AIM: Scan the listing below. Report each line that includes "Sizes".

SOURCE DATA:
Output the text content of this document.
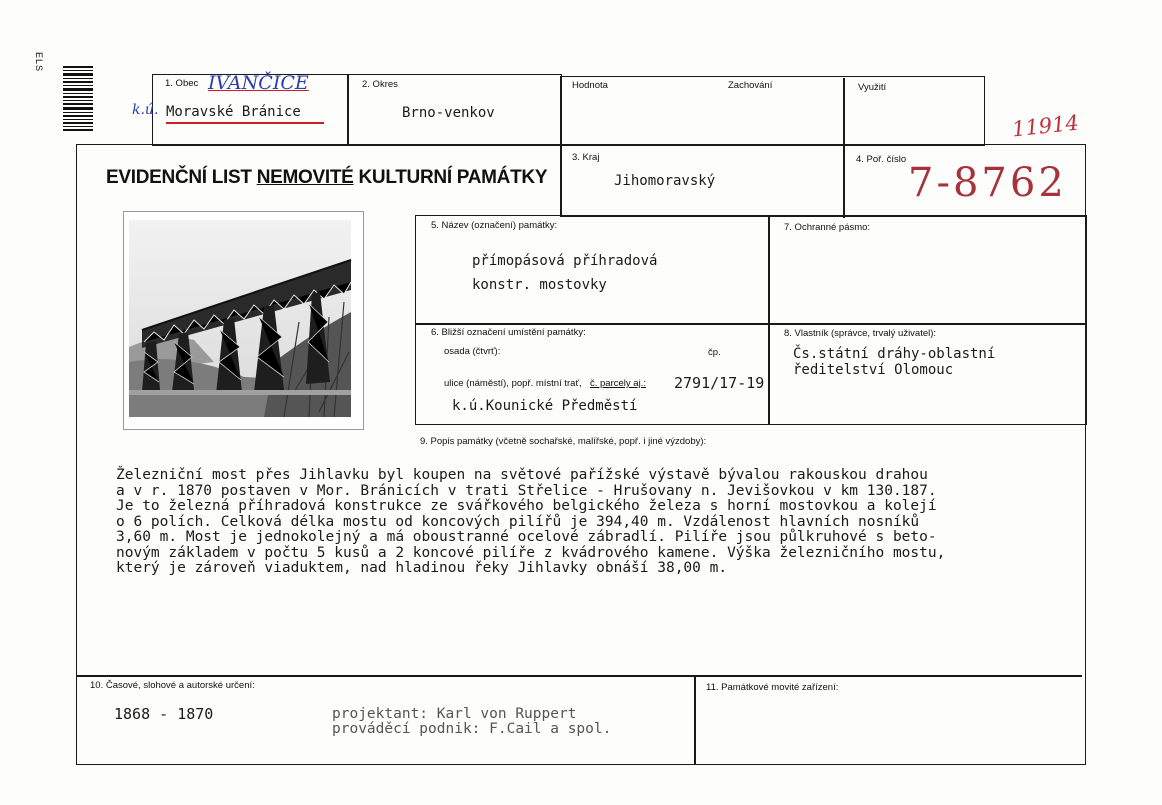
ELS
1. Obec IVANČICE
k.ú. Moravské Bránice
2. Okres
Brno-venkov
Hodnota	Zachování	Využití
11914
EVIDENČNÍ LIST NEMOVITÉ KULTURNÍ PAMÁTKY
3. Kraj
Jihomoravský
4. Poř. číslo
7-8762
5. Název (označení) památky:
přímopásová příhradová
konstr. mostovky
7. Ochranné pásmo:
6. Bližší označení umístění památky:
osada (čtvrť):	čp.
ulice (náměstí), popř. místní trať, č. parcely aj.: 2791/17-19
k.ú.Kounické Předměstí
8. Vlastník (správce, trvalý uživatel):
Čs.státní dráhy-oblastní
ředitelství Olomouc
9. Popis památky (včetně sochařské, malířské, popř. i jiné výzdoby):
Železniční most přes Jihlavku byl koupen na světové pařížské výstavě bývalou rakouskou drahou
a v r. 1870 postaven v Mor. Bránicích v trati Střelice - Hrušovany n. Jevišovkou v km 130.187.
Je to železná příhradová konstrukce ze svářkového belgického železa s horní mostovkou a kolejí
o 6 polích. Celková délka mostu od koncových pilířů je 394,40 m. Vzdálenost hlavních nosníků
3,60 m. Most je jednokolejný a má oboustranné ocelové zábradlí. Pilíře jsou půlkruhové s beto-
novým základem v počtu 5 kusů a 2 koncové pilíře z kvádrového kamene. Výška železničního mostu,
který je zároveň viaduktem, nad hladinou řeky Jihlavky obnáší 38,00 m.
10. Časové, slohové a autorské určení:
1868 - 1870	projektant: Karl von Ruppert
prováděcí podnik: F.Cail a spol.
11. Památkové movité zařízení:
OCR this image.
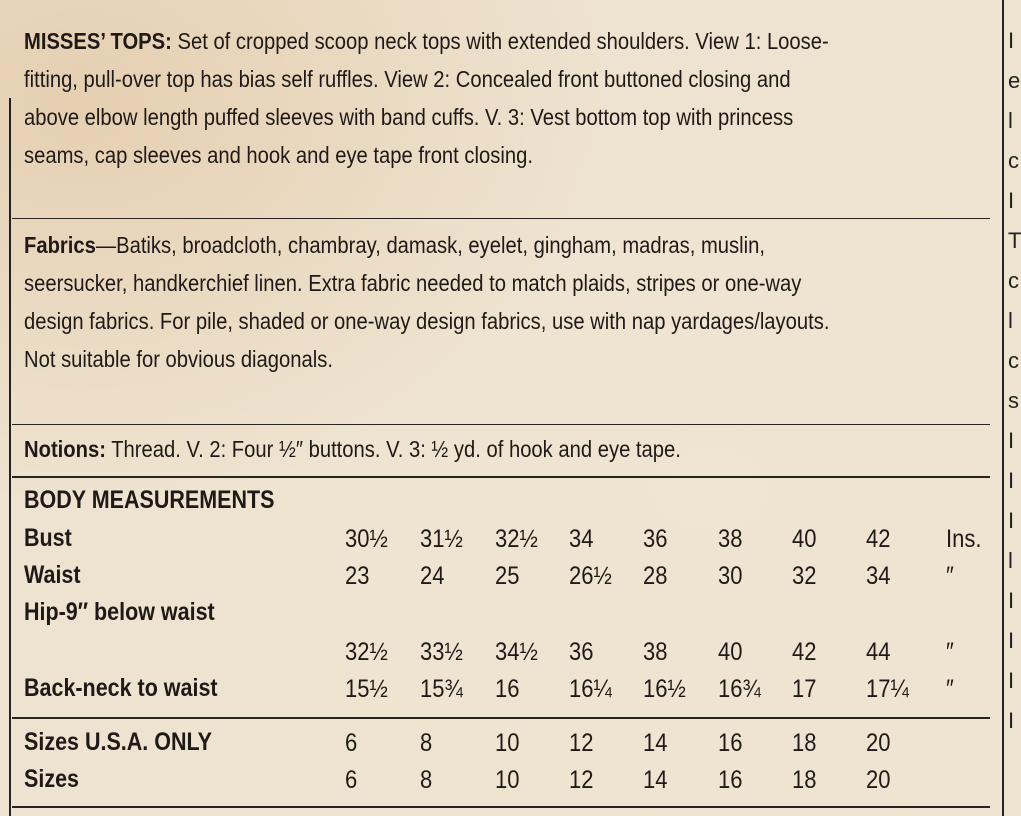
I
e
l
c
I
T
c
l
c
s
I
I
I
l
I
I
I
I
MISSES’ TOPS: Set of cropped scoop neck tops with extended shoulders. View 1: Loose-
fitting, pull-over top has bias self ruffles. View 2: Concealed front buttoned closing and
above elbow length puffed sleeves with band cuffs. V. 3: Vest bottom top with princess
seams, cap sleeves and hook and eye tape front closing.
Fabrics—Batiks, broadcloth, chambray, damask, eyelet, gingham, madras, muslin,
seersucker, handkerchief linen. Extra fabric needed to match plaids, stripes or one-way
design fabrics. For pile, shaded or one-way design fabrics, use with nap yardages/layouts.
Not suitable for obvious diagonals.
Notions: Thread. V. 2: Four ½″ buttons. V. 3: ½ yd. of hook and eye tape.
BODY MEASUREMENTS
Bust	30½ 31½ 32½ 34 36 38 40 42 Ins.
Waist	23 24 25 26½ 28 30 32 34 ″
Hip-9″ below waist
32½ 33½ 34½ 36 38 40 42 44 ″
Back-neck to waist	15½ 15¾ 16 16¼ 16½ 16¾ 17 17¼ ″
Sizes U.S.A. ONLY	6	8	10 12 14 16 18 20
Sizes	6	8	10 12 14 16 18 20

---

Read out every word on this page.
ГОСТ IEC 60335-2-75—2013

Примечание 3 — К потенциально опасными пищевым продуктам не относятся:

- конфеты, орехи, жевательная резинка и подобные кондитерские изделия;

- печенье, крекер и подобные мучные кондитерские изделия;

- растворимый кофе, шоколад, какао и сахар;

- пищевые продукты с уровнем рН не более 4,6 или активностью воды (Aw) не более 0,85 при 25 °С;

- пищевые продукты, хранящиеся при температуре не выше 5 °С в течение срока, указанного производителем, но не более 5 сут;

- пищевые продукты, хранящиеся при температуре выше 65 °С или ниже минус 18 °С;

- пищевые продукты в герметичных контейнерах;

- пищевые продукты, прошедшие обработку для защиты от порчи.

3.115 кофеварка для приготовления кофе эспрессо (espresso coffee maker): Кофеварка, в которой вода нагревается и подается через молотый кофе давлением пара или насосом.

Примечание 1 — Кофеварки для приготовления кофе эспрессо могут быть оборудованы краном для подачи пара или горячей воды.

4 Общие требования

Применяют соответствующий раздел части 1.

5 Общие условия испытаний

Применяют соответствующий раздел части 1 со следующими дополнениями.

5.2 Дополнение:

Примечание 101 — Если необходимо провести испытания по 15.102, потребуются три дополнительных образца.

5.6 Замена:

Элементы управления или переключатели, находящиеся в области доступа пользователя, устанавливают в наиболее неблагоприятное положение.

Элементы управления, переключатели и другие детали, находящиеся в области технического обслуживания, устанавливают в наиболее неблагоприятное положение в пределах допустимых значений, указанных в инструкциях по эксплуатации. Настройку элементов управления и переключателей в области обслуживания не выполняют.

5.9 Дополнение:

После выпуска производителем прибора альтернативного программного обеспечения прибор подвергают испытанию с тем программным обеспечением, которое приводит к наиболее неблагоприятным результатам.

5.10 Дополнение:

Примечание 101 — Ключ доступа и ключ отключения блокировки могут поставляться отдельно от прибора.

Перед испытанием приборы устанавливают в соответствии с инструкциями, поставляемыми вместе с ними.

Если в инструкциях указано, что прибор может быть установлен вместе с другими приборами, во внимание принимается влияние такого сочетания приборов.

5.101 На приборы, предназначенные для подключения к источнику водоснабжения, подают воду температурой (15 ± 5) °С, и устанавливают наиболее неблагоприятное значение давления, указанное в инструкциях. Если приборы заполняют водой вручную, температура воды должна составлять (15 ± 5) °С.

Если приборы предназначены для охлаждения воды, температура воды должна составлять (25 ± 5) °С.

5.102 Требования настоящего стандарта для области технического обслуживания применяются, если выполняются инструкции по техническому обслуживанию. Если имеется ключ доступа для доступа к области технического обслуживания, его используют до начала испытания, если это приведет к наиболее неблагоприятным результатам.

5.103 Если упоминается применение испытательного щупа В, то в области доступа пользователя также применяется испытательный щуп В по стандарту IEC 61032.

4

...

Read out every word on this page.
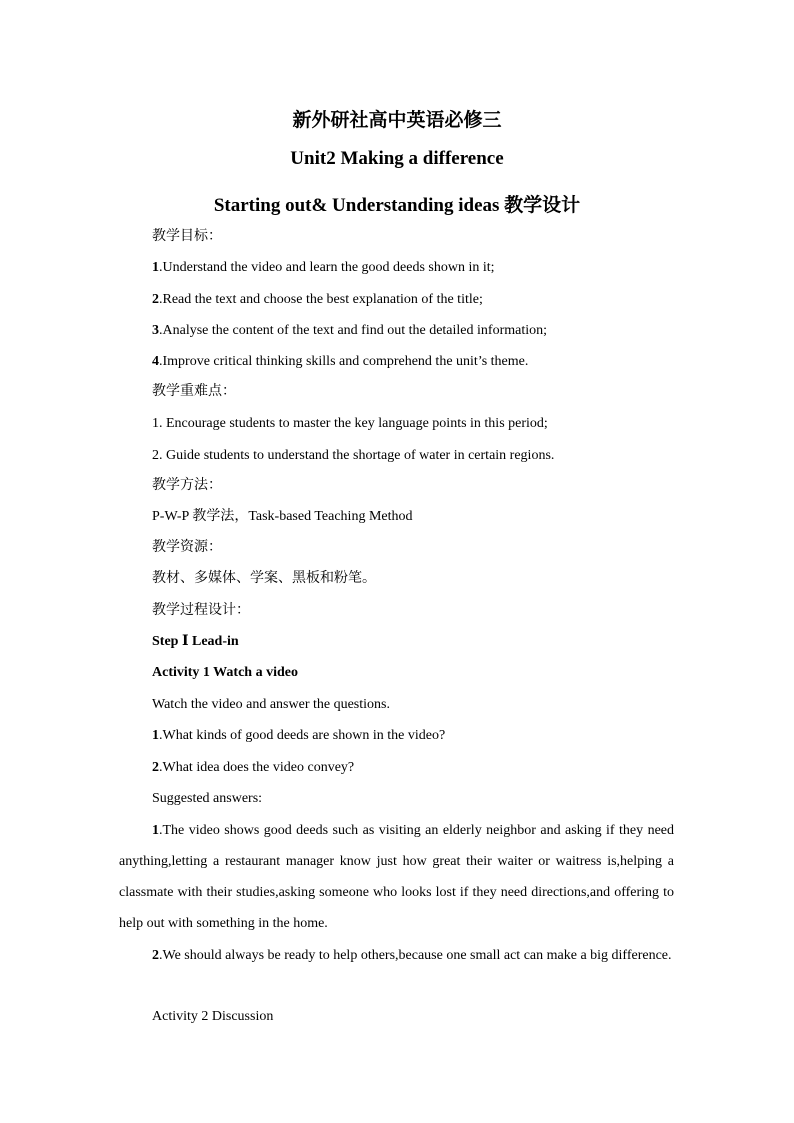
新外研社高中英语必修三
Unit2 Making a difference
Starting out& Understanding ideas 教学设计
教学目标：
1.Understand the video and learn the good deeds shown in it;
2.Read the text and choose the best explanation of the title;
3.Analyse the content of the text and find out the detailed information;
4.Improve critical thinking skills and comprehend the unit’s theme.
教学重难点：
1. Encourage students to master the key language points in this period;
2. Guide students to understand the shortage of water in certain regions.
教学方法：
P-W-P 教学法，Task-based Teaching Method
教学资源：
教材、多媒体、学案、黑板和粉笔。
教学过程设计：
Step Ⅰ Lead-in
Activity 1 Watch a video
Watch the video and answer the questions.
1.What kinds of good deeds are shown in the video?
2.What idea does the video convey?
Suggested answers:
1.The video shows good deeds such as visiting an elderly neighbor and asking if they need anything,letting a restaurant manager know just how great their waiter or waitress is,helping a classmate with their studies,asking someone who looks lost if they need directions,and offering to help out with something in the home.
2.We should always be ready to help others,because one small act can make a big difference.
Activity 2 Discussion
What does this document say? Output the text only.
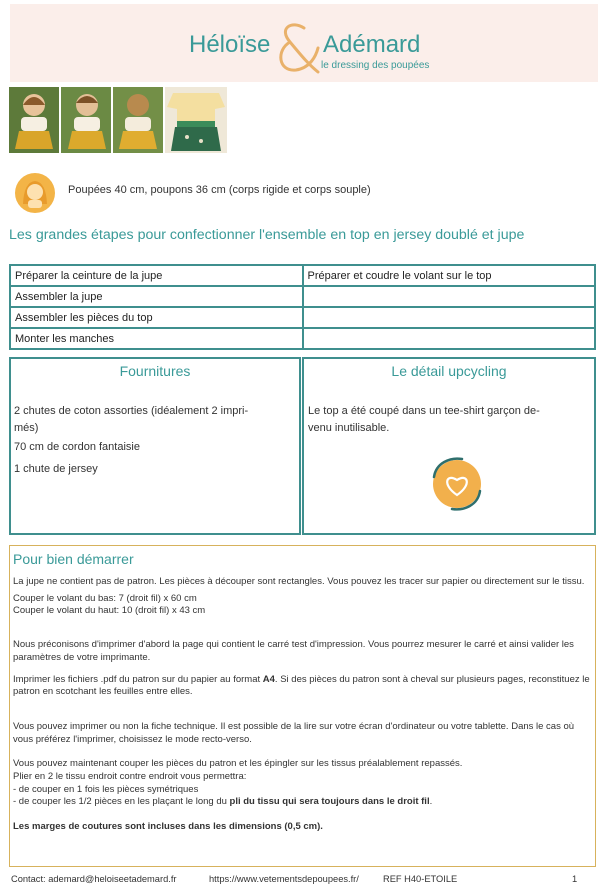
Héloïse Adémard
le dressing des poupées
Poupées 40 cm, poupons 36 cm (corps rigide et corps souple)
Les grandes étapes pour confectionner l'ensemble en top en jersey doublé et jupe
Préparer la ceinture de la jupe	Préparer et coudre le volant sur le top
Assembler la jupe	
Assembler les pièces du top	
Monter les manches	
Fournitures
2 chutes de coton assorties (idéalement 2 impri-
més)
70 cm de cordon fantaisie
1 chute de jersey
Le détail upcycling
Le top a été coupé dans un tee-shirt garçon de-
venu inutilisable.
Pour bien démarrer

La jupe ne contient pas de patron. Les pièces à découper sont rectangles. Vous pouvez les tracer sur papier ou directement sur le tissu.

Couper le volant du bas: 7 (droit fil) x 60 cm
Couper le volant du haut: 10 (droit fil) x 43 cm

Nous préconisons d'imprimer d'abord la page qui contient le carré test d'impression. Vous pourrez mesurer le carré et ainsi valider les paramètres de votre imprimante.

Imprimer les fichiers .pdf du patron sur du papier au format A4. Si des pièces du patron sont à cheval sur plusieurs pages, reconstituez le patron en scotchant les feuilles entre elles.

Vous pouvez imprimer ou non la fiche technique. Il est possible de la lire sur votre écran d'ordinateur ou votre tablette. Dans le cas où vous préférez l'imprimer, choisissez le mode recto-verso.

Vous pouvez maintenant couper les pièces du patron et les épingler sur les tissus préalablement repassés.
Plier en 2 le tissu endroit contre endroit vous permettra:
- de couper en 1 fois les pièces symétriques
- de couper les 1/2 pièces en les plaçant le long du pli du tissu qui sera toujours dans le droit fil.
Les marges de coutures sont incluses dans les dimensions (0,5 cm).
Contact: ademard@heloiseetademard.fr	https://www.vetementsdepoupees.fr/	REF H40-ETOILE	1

REPLY:
Sizes U.S.A. ONLY	6	8	10 12 14 16 18 20
Sizes	6	8	10 12 14 16 18 20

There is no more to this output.